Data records
"""
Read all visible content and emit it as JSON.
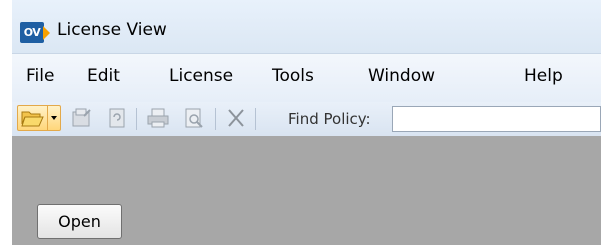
{
  "window": {
    "title": "License View",
    "logo_text": "OV"
  },
  "menubar": {
    "items": [
      {
        "label": "File"
      },
      {
        "label": "Edit"
      },
      {
        "label": "License"
      },
      {
        "label": "Tools"
      },
      {
        "label": "Window"
      },
      {
        "label": "Help"
      }
    ]
  },
  "toolbar": {
    "buttons": [
      "open-folder",
      "properties",
      "refresh",
      "print",
      "print-preview",
      "delete"
    ],
    "find_label": "Find Policy:",
    "find_value": ""
  },
  "content": {
    "open_button_label": "Open"
  },
  "colors": {
    "workspace": "#a7a7a7",
    "titlebar": "#dbe7f4",
    "logo": "#1f5fa3",
    "logo_accent": "#f6a000"
  }
}
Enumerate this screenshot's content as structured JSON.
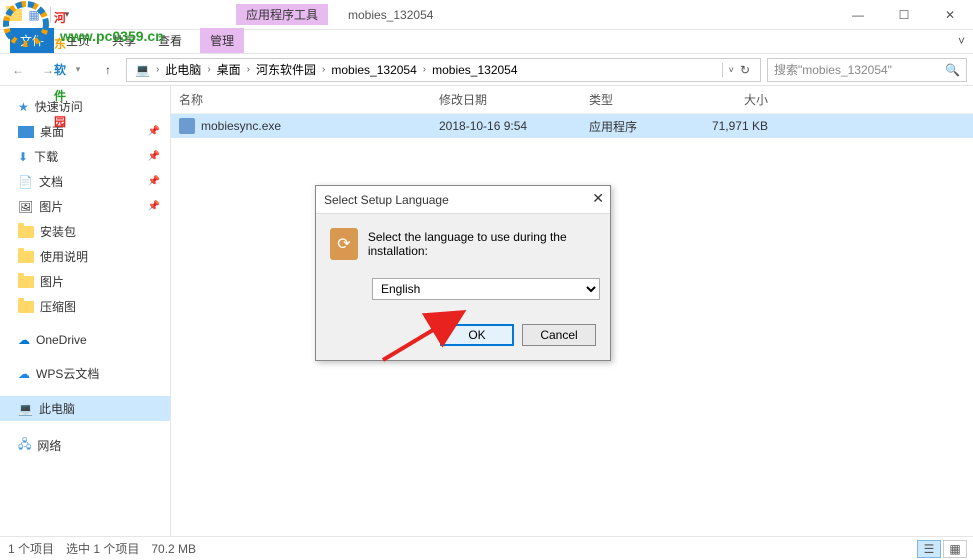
{
  "titlebar": {
    "contextual_tab": "应用程序工具",
    "window_title": "mobies_132054"
  },
  "ribbon": {
    "file": "文件",
    "home": "主页",
    "share": "共享",
    "view": "查看",
    "manage": "管理"
  },
  "address": {
    "segments": [
      "此电脑",
      "桌面",
      "河东软件园",
      "mobies_132054",
      "mobies_132054"
    ],
    "search_placeholder": "搜索\"mobies_132054\""
  },
  "columns": {
    "name": "名称",
    "date": "修改日期",
    "type": "类型",
    "size": "大小"
  },
  "files": [
    {
      "name": "mobiesync.exe",
      "date": "2018-10-16 9:54",
      "type": "应用程序",
      "size": "71,971 KB"
    }
  ],
  "sidebar": {
    "quick_access": "快速访问",
    "desktop": "桌面",
    "downloads": "下载",
    "documents": "文档",
    "pictures": "图片",
    "install": "安装包",
    "instructions": "使用说明",
    "pictures2": "图片",
    "compressed": "压缩图",
    "onedrive": "OneDrive",
    "wps": "WPS云文档",
    "thispc": "此电脑",
    "network": "网络"
  },
  "status": {
    "count": "1 个项目",
    "selected": "选中 1 个项目",
    "size": "70.2 MB"
  },
  "dialog": {
    "title": "Select Setup Language",
    "message": "Select the language to use during the installation:",
    "selected": "English",
    "ok": "OK",
    "cancel": "Cancel"
  },
  "watermark": {
    "text": "河东软件园",
    "url": "www.pc0359.cn"
  }
}
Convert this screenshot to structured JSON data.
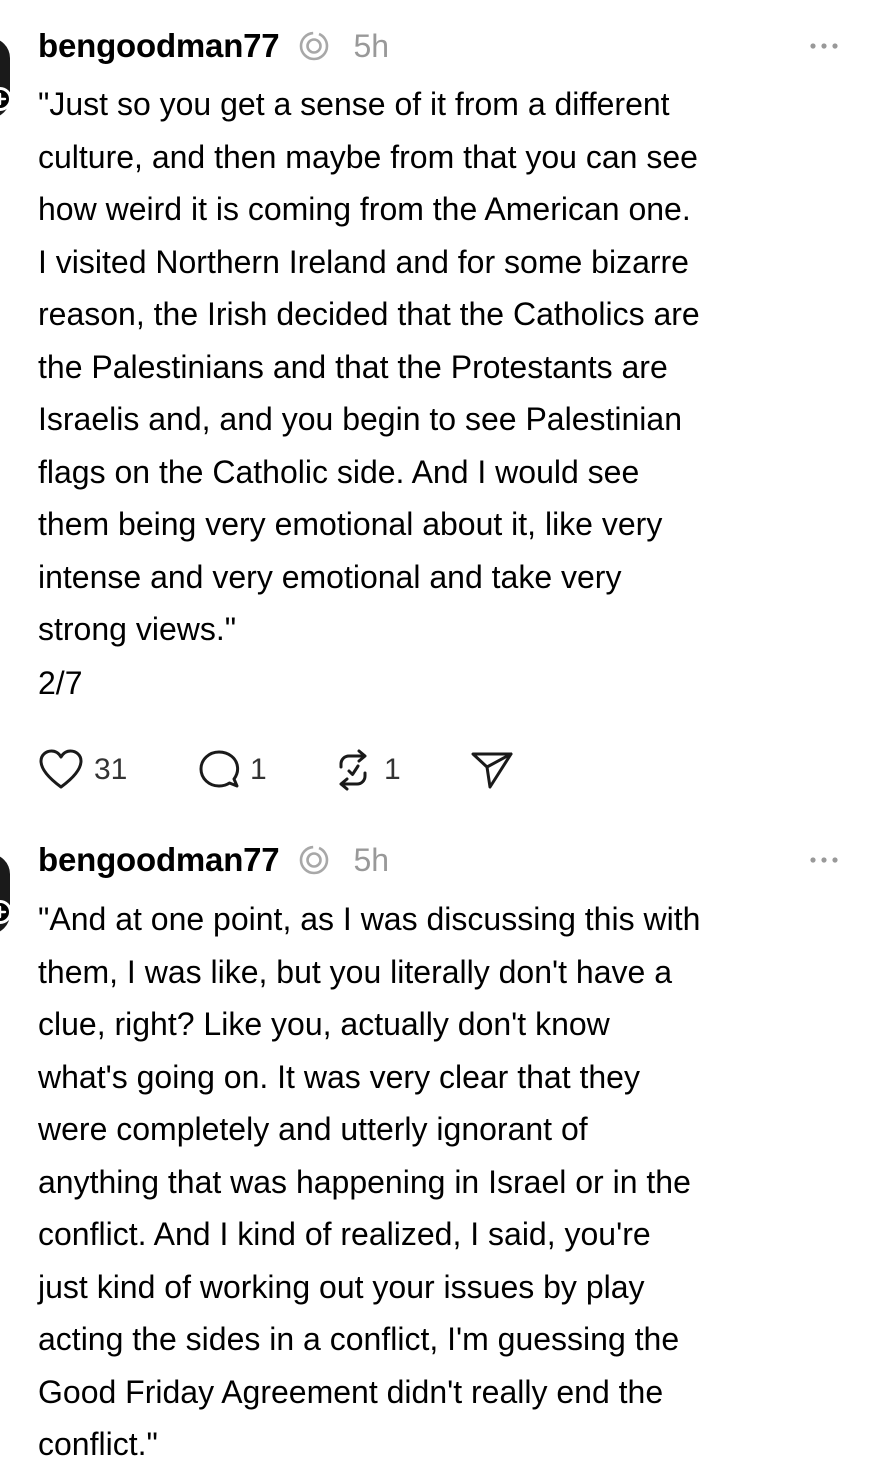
{
  "posts": [
    {
      "username": "bengoodman77",
      "time": "5h",
      "text": "\"Just so you get a sense of it from a different\nculture, and then maybe from that you can see\nhow weird it is coming from the American one.\nI visited Northern Ireland and for some bizarre\nreason, the Irish decided that the Catholics are\nthe Palestinians and that the Protestants are\nIsraelis and, and you begin to see Palestinian\nflags on the Catholic side. And I would see\nthem being very emotional about it, like very\nintense and very emotional and take very\nstrong views.\"",
      "thread_position": "2/7",
      "likes": "31",
      "replies": "1",
      "reposts": "1"
    },
    {
      "username": "bengoodman77",
      "time": "5h",
      "text": "\"And at one point, as I was discussing this with\nthem, I was like, but you literally don't have a\nclue, right? Like you, actually don't know\nwhat's going on. It was very clear that they\nwere completely and utterly ignorant of\nanything that was happening in Israel or in the\nconflict. And I kind of realized, I said, you're\njust kind of working out your issues by play\nacting the sides in a conflict, I'm guessing the\nGood Friday Agreement didn't really end the\nconflict.\""
    }
  ],
  "icons": {
    "verified": "threads-verified-icon",
    "more": "more-options-icon",
    "like": "heart-icon",
    "reply": "comment-icon",
    "repost": "repost-icon",
    "share": "send-icon"
  },
  "colors": {
    "text": "#000000",
    "muted": "#999999",
    "counts": "#333333"
  }
}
"""
**Exercise objective:**
Repeat the entries exactly and keep the pictures out of the copy.

**Exercise solution:**
Read all visible content and emit it as JSON.
{
  "window": {
    "title": "License View",
    "logo_text": "OV"
  },
  "menubar": {
    "items": [
      {
        "label": "File"
      },
      {
        "label": "Edit"
      },
      {
        "label": "License"
      },
      {
        "label": "Tools"
      },
      {
        "label": "Window"
      },
      {
        "label": "Help"
      }
    ]
  },
  "toolbar": {
    "buttons": [
      "open-folder",
      "properties",
      "refresh",
      "print",
      "print-preview",
      "delete"
    ],
    "find_label": "Find Policy:",
    "find_value": ""
  },
  "content": {
    "open_button_label": "Open"
  },
  "colors": {
    "workspace": "#a7a7a7",
    "titlebar": "#dbe7f4",
    "logo": "#1f5fa3",
    "logo_accent": "#f6a000"
  }
}
Enumerate this screenshot's content as structured JSON.
{
  "titlebar": {
    "contextual_tab": "应用程序工具",
    "window_title": "mobies_132054"
  },
  "ribbon": {
    "file": "文件",
    "home": "主页",
    "share": "共享",
    "view": "查看",
    "manage": "管理"
  },
  "address": {
    "segments": [
      "此电脑",
      "桌面",
      "河东软件园",
      "mobies_132054",
      "mobies_132054"
    ],
    "search_placeholder": "搜索\"mobies_132054\""
  },
  "columns": {
    "name": "名称",
    "date": "修改日期",
    "type": "类型",
    "size": "大小"
  },
  "files": [
    {
      "name": "mobiesync.exe",
      "date": "2018-10-16 9:54",
      "type": "应用程序",
      "size": "71,971 KB"
    }
  ],
  "sidebar": {
    "quick_access": "快速访问",
    "desktop": "桌面",
    "downloads": "下载",
    "documents": "文档",
    "pictures": "图片",
    "install": "安装包",
    "instructions": "使用说明",
    "pictures2": "图片",
    "compressed": "压缩图",
    "onedrive": "OneDrive",
    "wps": "WPS云文档",
    "thispc": "此电脑",
    "network": "网络"
  },
  "status": {
    "count": "1 个项目",
    "selected": "选中 1 个项目",
    "size": "70.2 MB"
  },
  "dialog": {
    "title": "Select Setup Language",
    "message": "Select the language to use during the installation:",
    "selected": "English",
    "ok": "OK",
    "cancel": "Cancel"
  },
  "watermark": {
    "text": "河东软件园",
    "url": "www.pc0359.cn"
  }
}
Convert this screenshot to structured JSON data.
{
  "posts": [
    {
      "username": "bengoodman77",
      "time": "5h",
      "text": "\"Just so you get a sense of it from a different\nculture, and then maybe from that you can see\nhow weird it is coming from the American one.\nI visited Northern Ireland and for some bizarre\nreason, the Irish decided that the Catholics are\nthe Palestinians and that the Protestants are\nIsraelis and, and you begin to see Palestinian\nflags on the Catholic side. And I would see\nthem being very emotional about it, like very\nintense and very emotional and take very\nstrong views.\"",
      "thread_position": "2/7",
      "likes": "31",
      "replies": "1",
      "reposts": "1"
    },
    {
      "username": "bengoodman77",
      "time": "5h",
      "text": "\"And at one point, as I was discussing this with\nthem, I was like, but you literally don't have a\nclue, right? Like you, actually don't know\nwhat's going on. It was very clear that they\nwere completely and utterly ignorant of\nanything that was happening in Israel or in the\nconflict. And I kind of realized, I said, you're\njust kind of working out your issues by play\nacting the sides in a conflict, I'm guessing the\nGood Friday Agreement didn't really end the\nconflict.\""
    }
  ],
  "icons": {
    "verified": "threads-verified-icon",
    "more": "more-options-icon",
    "like": "heart-icon",
    "reply": "comment-icon",
    "repost": "repost-icon",
    "share": "send-icon"
  },
  "colors": {
    "text": "#000000",
    "muted": "#999999",
    "counts": "#333333"
  }
}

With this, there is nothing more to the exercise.